* [Excerpts from a figure dataset]:
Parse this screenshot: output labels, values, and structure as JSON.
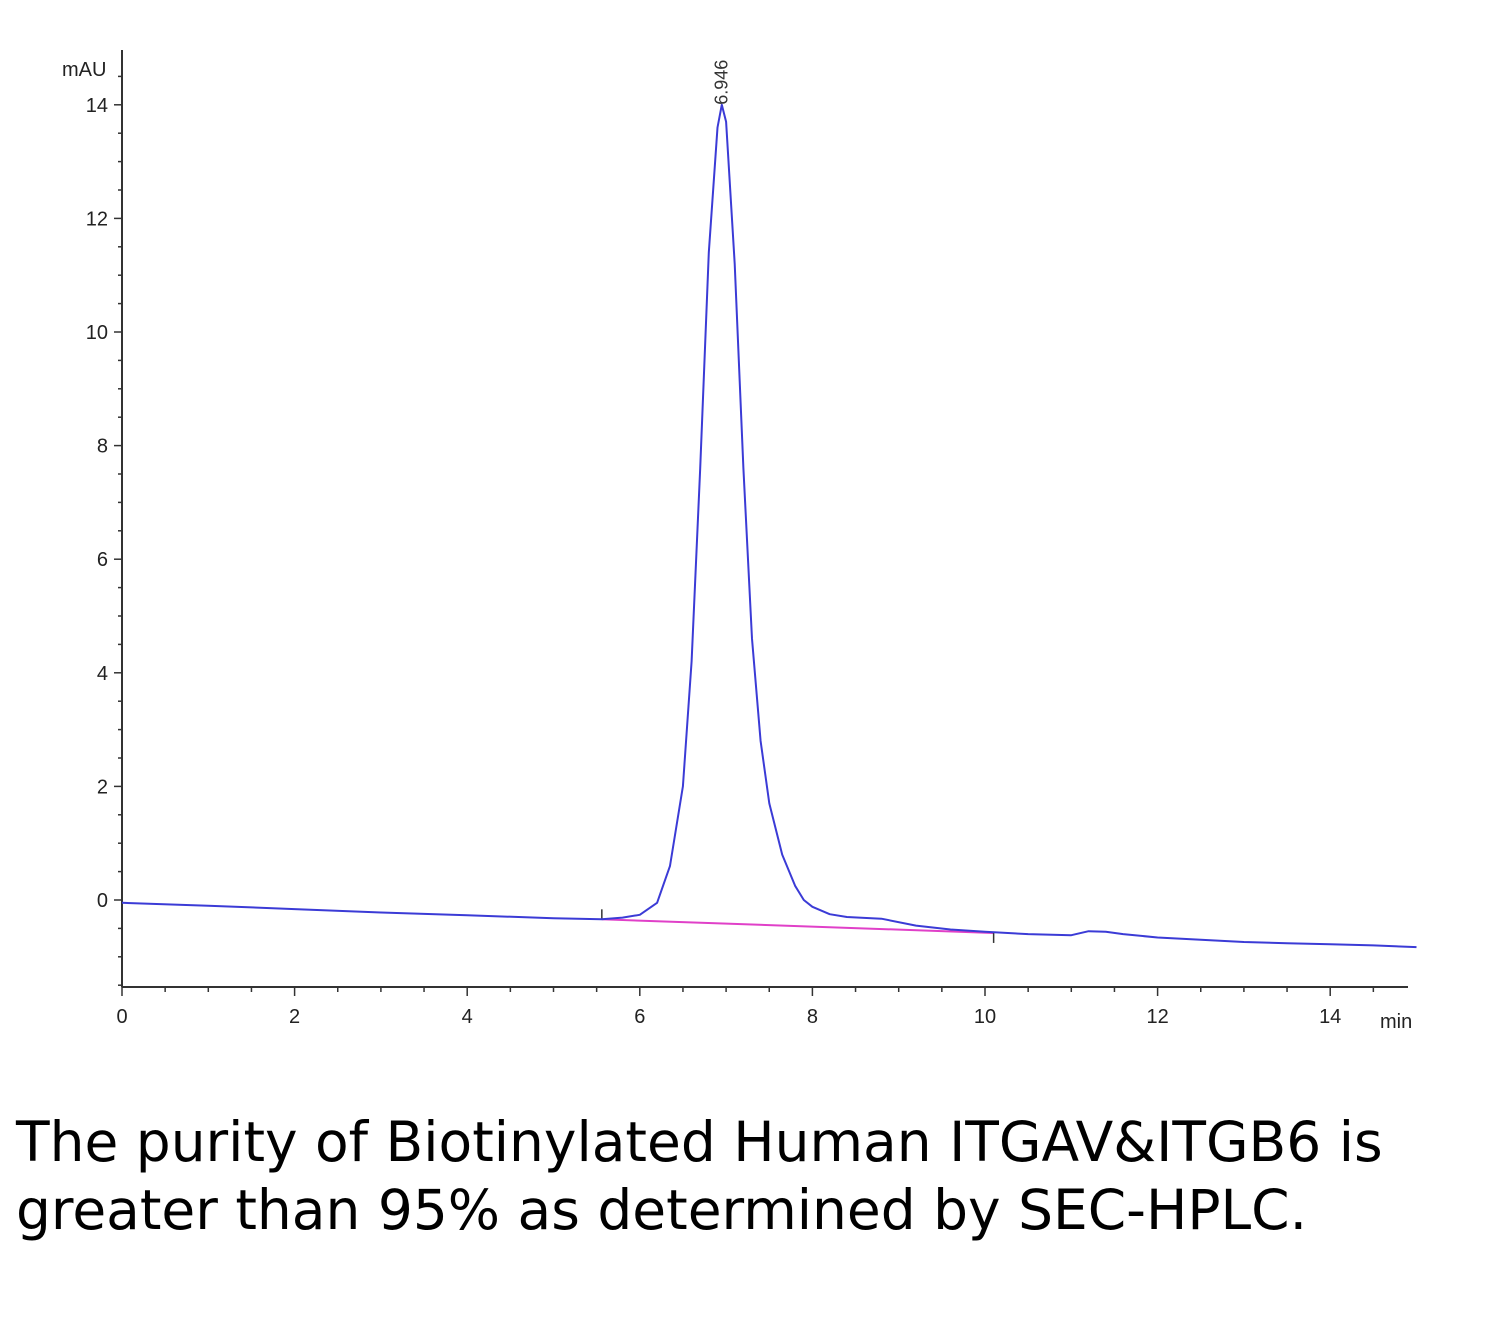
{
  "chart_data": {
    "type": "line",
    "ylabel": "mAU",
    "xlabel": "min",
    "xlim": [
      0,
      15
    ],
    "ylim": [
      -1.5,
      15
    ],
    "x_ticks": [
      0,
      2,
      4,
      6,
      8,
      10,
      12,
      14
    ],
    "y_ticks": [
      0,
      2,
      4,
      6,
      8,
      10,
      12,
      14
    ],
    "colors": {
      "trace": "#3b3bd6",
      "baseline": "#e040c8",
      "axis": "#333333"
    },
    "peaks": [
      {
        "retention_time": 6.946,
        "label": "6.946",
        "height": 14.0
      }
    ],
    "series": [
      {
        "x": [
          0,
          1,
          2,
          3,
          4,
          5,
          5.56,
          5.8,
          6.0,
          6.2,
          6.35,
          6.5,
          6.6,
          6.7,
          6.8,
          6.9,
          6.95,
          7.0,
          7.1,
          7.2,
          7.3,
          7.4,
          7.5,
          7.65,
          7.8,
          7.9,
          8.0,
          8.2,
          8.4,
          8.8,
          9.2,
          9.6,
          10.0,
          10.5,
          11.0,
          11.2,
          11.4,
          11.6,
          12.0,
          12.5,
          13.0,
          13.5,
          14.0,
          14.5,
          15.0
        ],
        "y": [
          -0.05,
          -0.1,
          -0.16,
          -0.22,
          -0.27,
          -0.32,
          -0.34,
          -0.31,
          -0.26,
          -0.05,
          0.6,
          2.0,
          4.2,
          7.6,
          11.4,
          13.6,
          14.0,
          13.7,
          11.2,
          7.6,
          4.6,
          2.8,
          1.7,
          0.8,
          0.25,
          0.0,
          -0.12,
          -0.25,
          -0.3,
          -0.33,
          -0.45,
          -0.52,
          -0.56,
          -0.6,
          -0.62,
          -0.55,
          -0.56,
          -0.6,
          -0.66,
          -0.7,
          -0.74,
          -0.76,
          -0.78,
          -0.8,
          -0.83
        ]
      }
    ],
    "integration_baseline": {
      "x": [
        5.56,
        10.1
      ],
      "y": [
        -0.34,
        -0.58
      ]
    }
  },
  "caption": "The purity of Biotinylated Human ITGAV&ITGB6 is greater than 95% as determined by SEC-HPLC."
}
...
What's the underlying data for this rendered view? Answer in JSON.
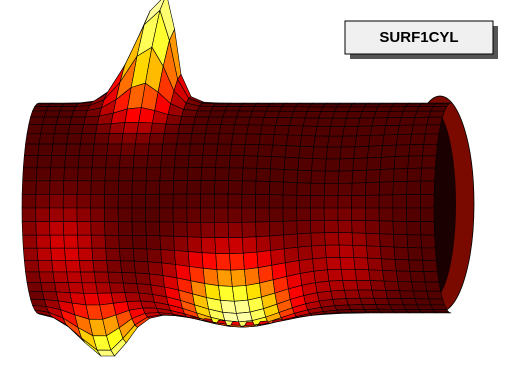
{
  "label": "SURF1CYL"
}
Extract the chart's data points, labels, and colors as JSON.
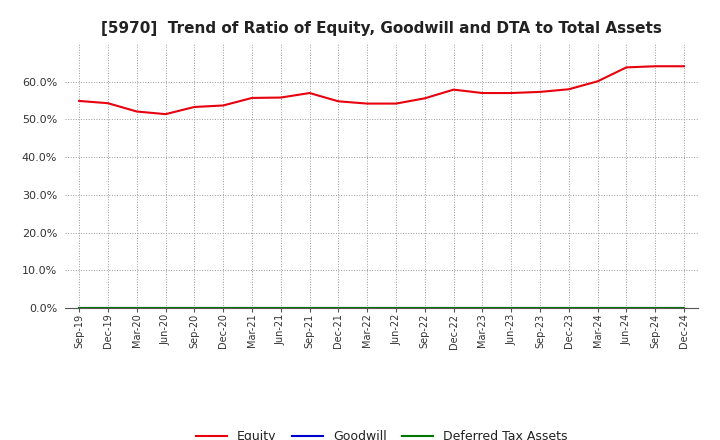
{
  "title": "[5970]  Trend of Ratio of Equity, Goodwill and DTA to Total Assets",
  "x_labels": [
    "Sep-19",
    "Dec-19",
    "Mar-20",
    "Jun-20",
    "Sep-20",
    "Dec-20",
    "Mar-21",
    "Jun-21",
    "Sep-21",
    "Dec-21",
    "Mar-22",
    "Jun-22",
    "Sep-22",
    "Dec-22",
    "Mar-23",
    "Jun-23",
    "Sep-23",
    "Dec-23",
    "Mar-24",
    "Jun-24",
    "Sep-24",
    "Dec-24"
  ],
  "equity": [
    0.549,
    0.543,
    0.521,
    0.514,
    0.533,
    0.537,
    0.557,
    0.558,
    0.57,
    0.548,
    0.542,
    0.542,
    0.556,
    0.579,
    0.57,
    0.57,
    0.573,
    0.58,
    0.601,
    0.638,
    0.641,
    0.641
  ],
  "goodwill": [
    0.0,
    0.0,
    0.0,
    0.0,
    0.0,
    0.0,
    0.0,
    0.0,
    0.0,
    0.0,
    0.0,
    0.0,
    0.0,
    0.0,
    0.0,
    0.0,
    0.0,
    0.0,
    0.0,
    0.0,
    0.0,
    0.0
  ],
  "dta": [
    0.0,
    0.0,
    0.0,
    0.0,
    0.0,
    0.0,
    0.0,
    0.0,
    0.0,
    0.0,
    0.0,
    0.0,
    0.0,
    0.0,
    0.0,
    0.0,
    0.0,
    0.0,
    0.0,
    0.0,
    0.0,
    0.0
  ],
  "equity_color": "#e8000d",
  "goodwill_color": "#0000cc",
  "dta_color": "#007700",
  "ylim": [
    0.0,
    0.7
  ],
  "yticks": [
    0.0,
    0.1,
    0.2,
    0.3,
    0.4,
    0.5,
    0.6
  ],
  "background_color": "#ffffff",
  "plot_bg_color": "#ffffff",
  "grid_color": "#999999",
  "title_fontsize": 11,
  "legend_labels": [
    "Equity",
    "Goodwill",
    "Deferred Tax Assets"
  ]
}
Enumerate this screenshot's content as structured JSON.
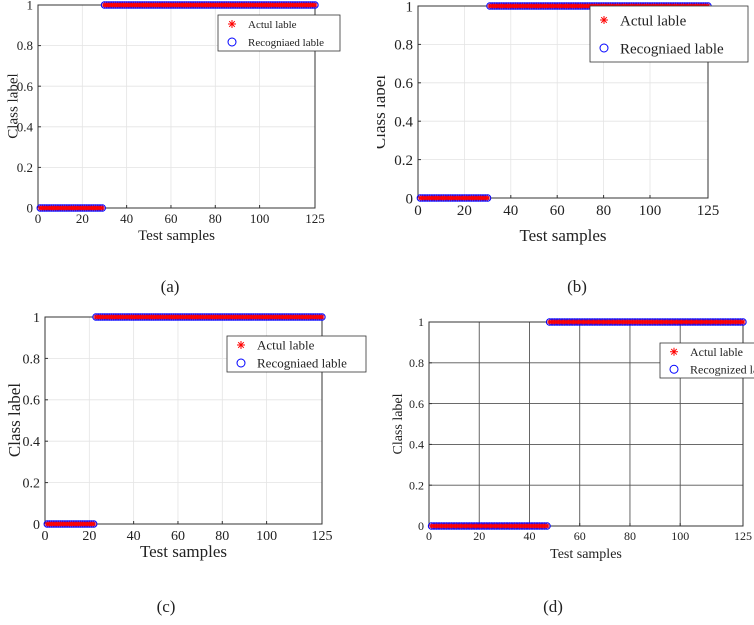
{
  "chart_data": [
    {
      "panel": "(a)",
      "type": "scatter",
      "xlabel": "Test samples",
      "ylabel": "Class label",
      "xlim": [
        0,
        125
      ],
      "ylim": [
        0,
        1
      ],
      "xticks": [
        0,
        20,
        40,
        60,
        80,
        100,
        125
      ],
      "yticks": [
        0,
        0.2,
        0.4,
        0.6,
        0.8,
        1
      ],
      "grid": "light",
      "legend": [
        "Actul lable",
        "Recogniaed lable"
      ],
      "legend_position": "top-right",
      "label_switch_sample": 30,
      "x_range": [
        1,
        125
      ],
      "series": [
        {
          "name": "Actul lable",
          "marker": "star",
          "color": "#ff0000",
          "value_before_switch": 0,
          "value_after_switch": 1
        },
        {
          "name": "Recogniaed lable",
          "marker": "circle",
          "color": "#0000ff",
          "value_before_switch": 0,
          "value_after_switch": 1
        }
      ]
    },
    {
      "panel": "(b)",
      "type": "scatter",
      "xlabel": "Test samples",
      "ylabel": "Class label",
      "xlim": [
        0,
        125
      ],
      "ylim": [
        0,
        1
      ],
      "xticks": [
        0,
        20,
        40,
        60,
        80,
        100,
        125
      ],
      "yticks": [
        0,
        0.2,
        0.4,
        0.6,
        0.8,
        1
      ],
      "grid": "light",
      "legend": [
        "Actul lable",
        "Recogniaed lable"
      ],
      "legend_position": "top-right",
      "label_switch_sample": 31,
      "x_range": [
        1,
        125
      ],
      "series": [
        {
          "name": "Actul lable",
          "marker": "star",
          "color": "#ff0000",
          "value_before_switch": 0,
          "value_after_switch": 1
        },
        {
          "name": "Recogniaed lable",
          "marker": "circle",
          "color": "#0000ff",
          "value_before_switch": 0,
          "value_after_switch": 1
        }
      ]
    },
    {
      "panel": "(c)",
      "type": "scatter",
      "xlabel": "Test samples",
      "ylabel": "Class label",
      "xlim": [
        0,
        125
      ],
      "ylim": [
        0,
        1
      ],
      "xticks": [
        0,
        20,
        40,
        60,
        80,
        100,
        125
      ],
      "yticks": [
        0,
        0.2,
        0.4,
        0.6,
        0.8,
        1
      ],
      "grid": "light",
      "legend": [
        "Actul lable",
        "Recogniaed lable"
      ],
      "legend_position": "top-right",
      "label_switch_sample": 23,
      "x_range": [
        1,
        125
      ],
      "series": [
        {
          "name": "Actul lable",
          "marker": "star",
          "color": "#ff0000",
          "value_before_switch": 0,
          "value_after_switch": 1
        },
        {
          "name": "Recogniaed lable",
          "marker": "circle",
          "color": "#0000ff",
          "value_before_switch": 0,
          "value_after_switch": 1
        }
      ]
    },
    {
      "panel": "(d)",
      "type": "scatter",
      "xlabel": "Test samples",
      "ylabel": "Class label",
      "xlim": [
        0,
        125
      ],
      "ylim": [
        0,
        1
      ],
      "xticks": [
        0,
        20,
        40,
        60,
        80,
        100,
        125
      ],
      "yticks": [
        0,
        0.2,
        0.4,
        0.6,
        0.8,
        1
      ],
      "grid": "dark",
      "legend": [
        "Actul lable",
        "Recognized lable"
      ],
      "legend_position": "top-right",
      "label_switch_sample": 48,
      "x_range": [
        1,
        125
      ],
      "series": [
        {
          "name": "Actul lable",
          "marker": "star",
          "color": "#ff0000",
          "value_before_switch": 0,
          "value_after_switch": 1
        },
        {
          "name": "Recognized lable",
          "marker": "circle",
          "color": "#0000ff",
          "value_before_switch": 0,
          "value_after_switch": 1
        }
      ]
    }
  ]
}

* [Exercise objective]: Go through the material line by line. Show each line that contains the string "screenshot".

* [Exercise solution]:
Parse this screenshot: output labels, values, and structure as JSON.
Enumerate this screenshot's content as structured JSON.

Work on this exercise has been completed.